» REQUIRED TASK:
Retype the listing that follows, word for word.

» DATASET CONTENT:
___
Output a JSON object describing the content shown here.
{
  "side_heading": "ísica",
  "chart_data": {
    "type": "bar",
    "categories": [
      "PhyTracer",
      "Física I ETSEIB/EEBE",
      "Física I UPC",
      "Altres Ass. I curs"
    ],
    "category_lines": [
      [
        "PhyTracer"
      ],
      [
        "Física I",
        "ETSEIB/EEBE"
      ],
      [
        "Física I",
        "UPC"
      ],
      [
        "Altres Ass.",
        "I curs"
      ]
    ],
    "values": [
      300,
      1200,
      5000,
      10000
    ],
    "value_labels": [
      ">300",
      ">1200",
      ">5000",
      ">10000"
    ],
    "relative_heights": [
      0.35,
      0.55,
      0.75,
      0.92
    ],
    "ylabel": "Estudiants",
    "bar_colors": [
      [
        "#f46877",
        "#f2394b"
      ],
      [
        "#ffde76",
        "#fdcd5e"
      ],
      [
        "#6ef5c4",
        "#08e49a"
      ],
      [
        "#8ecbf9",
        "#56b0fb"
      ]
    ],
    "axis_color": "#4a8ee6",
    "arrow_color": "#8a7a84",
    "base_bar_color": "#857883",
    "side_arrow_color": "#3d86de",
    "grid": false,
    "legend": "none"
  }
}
___
» RESULT:
Output a JSON object describing the content shown here.
{
  "side_heading": "ísica",
  "chart_data": {
    "type": "bar",
    "categories": [
      "PhyTracer",
      "Física I ETSEIB/EEBE",
      "Física I UPC",
      "Altres Ass. I curs"
    ],
    "category_lines": [
      [
        "PhyTracer"
      ],
      [
        "Física I",
        "ETSEIB/EEBE"
      ],
      [
        "Física I",
        "UPC"
      ],
      [
        "Altres Ass.",
        "I curs"
      ]
    ],
    "values": [
      300,
      1200,
      5000,
      10000
    ],
    "value_labels": [
      ">300",
      ">1200",
      ">5000",
      ">10000"
    ],
    "relative_heights": [
      0.35,
      0.55,
      0.75,
      0.92
    ],
    "ylabel": "Estudiants",
    "bar_colors": [
      [
        "#f46877",
        "#f2394b"
      ],
      [
        "#ffde76",
        "#fdcd5e"
      ],
      [
        "#6ef5c4",
        "#08e49a"
      ],
      [
        "#8ecbf9",
        "#56b0fb"
      ]
    ],
    "axis_color": "#4a8ee6",
    "arrow_color": "#8a7a84",
    "base_bar_color": "#857883",
    "side_arrow_color": "#3d86de",
    "grid": false,
    "legend": "none"
  }
}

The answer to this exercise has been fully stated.